Set problem:
How many of the lines below include "represents"? Give the number and no other words.

Material shown:

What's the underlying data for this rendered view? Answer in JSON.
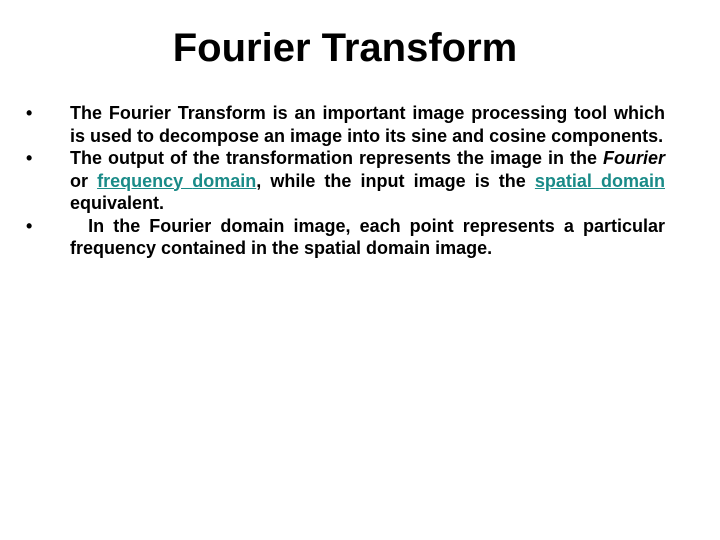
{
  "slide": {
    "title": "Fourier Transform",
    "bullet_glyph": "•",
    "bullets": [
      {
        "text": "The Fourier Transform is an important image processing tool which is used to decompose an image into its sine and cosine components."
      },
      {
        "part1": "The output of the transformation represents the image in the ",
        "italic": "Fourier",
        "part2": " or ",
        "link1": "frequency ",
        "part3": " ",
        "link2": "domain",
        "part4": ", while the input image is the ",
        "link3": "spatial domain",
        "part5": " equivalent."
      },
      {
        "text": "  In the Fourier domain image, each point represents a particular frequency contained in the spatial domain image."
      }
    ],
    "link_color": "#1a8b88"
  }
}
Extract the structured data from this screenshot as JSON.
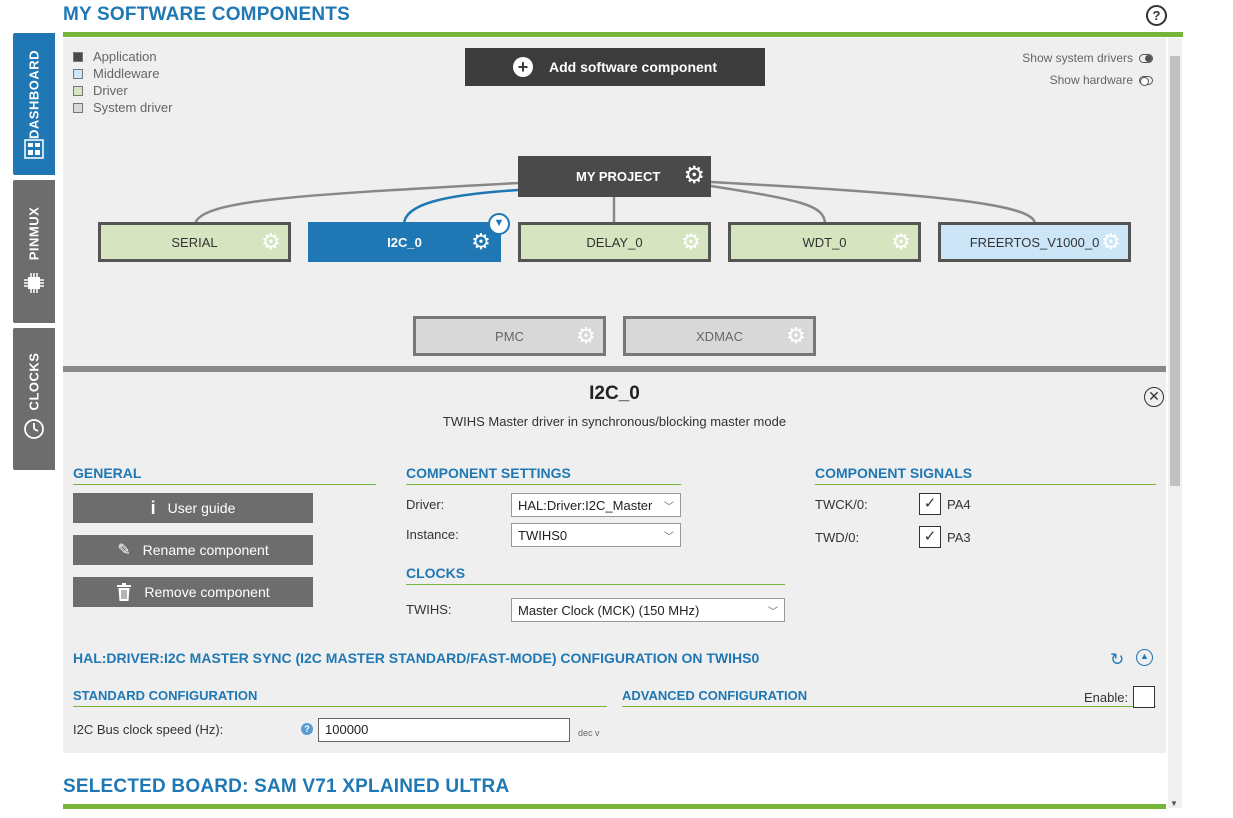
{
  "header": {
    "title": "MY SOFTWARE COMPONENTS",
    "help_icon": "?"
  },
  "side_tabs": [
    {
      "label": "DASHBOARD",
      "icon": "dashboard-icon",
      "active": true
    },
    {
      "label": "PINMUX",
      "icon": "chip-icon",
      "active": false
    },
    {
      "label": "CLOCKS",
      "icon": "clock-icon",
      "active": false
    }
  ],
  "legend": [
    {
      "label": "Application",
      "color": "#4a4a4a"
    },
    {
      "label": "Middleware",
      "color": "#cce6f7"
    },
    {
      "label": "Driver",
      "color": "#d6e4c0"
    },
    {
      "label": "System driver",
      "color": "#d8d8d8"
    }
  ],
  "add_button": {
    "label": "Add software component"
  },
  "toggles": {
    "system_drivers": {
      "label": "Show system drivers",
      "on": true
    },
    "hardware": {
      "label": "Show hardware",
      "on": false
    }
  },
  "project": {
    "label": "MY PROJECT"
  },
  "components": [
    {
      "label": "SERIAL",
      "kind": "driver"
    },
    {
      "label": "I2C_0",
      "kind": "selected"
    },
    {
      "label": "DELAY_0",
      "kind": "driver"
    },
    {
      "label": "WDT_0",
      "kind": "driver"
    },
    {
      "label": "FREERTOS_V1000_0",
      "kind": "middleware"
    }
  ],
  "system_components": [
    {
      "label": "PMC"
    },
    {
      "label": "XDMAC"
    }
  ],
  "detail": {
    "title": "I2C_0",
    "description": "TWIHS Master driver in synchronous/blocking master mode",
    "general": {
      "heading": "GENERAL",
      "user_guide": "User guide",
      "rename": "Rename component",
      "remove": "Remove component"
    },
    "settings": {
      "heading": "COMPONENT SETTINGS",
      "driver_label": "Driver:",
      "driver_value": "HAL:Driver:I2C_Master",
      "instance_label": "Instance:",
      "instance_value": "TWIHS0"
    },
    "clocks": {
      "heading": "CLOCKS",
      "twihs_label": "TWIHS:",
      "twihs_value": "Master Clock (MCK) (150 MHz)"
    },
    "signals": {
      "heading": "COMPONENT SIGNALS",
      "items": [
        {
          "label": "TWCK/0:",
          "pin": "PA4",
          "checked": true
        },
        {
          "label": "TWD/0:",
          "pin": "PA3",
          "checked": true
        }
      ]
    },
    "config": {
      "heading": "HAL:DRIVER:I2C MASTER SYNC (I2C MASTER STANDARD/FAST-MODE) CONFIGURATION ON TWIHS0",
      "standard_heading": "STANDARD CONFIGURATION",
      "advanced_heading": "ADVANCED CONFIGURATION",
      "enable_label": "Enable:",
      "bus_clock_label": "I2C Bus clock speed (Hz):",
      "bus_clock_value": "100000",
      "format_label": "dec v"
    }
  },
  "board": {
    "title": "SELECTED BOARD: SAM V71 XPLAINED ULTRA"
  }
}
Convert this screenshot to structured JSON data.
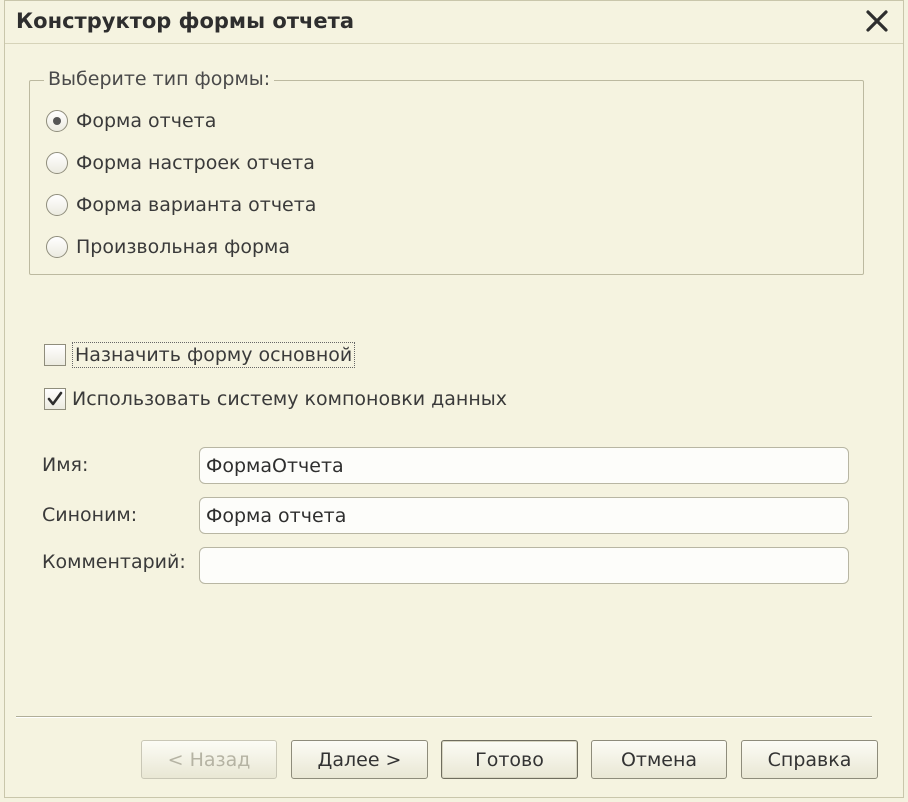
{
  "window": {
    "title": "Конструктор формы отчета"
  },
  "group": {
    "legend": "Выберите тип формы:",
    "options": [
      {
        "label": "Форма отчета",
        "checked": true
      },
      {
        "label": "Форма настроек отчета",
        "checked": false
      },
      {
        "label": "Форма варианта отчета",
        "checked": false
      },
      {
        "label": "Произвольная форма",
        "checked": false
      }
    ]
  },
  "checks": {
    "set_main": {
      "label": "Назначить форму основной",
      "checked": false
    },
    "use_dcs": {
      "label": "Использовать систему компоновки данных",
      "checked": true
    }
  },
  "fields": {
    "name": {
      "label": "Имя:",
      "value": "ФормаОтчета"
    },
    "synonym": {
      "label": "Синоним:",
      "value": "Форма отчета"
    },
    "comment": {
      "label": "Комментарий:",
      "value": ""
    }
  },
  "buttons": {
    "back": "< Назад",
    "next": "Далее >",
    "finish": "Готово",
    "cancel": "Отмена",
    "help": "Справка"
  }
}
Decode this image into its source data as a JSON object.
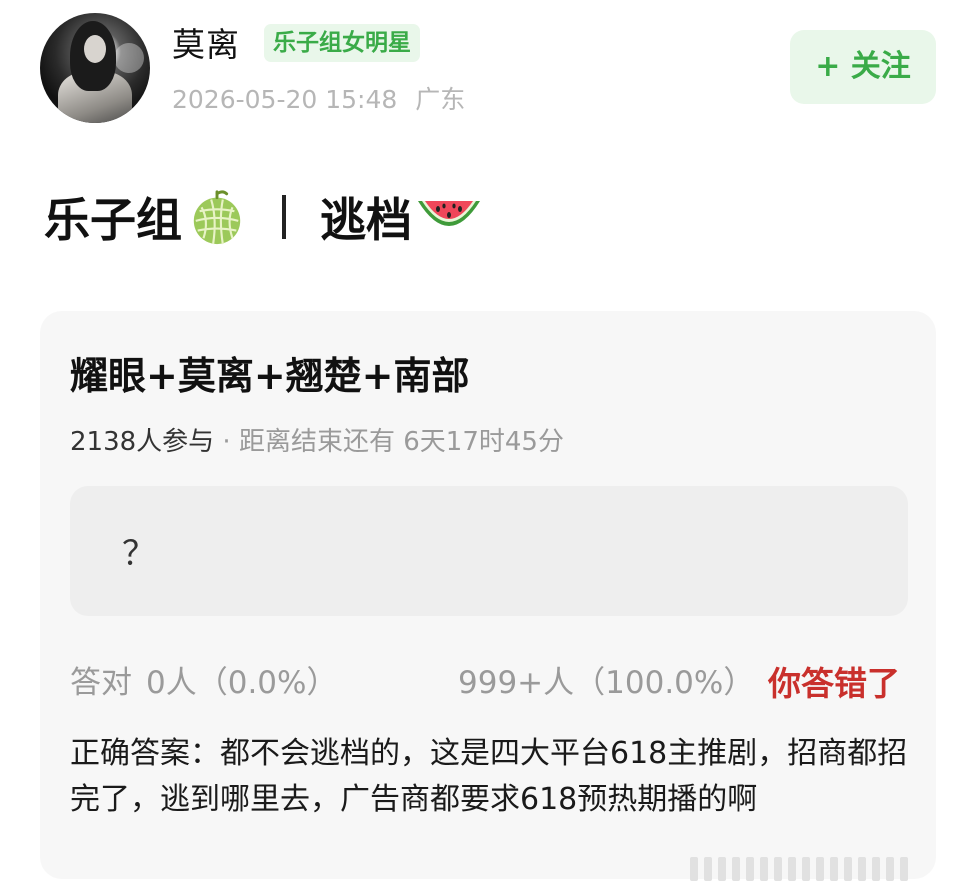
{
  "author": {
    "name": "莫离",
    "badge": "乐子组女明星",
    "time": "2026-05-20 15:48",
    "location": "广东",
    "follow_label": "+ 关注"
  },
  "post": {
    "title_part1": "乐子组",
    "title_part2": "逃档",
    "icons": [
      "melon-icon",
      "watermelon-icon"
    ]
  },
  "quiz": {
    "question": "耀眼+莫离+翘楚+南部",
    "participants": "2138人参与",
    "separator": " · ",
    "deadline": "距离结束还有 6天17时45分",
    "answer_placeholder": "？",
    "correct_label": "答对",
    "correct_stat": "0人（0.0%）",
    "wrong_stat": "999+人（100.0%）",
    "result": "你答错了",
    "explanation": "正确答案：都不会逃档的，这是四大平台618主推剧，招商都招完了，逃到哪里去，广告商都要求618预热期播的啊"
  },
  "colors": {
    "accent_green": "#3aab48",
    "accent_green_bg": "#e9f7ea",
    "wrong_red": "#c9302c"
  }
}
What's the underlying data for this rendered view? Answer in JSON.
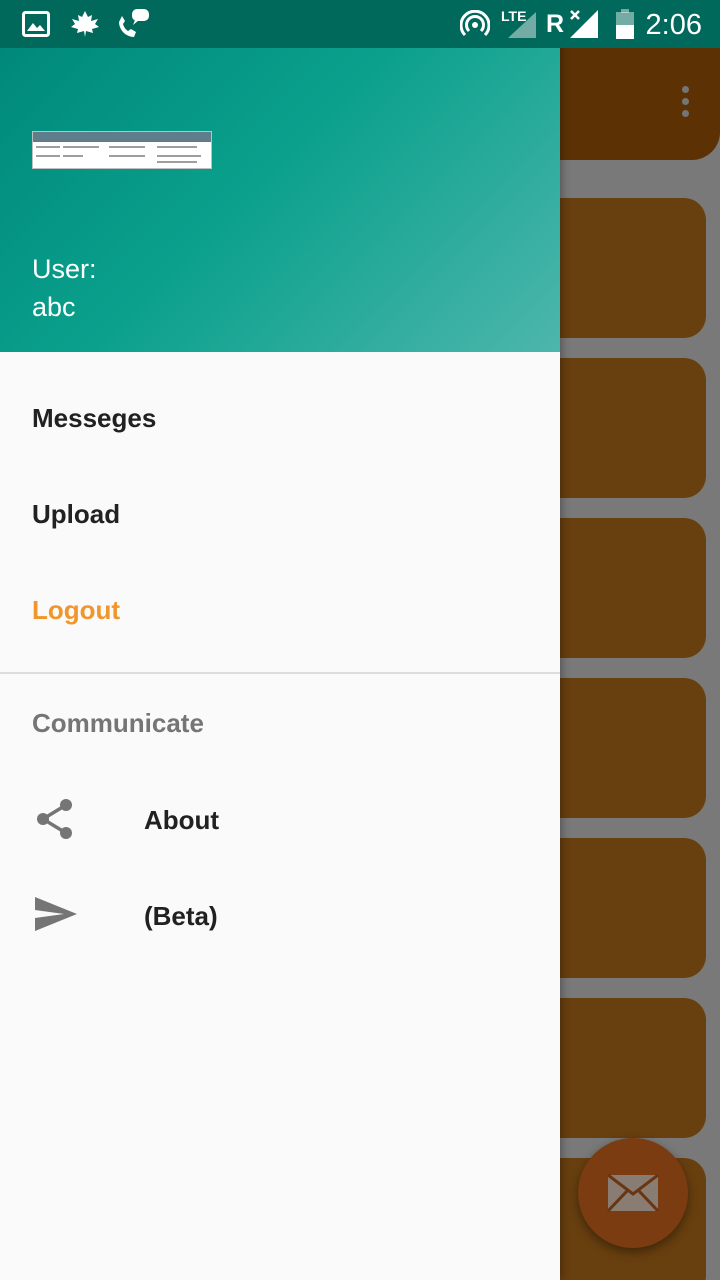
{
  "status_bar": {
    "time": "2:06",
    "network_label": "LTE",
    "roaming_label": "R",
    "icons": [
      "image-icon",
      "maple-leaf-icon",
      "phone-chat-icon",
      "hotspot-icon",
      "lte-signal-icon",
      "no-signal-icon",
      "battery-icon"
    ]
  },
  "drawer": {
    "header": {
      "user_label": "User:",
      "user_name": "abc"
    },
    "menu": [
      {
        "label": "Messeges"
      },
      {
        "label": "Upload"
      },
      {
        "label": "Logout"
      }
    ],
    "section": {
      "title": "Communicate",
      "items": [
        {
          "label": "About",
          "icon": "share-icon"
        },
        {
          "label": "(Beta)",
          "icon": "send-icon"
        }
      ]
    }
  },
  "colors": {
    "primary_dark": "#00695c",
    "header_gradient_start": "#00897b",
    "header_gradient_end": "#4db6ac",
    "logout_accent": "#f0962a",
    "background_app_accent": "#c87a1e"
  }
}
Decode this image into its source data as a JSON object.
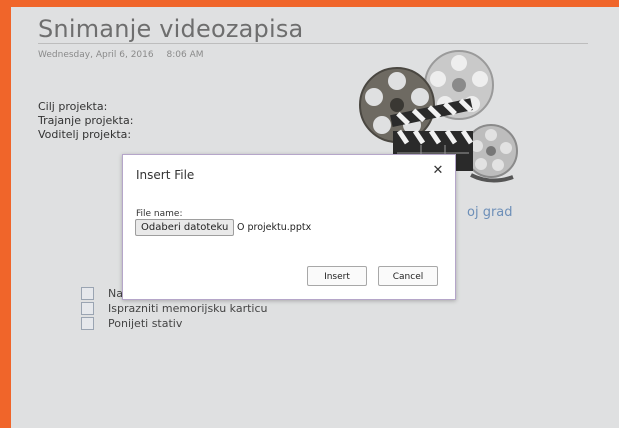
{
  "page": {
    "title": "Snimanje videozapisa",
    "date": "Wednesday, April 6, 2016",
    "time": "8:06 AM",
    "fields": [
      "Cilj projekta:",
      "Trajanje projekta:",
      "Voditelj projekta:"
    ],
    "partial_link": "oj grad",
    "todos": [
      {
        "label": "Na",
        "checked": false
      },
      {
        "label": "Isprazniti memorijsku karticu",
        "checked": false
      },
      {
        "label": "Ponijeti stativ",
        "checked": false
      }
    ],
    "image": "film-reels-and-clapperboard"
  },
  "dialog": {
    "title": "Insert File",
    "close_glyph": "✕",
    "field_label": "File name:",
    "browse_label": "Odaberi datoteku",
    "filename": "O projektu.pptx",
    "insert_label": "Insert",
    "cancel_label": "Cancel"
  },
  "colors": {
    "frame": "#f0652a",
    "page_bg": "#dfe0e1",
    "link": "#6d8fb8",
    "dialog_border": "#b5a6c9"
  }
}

Result for this task:
2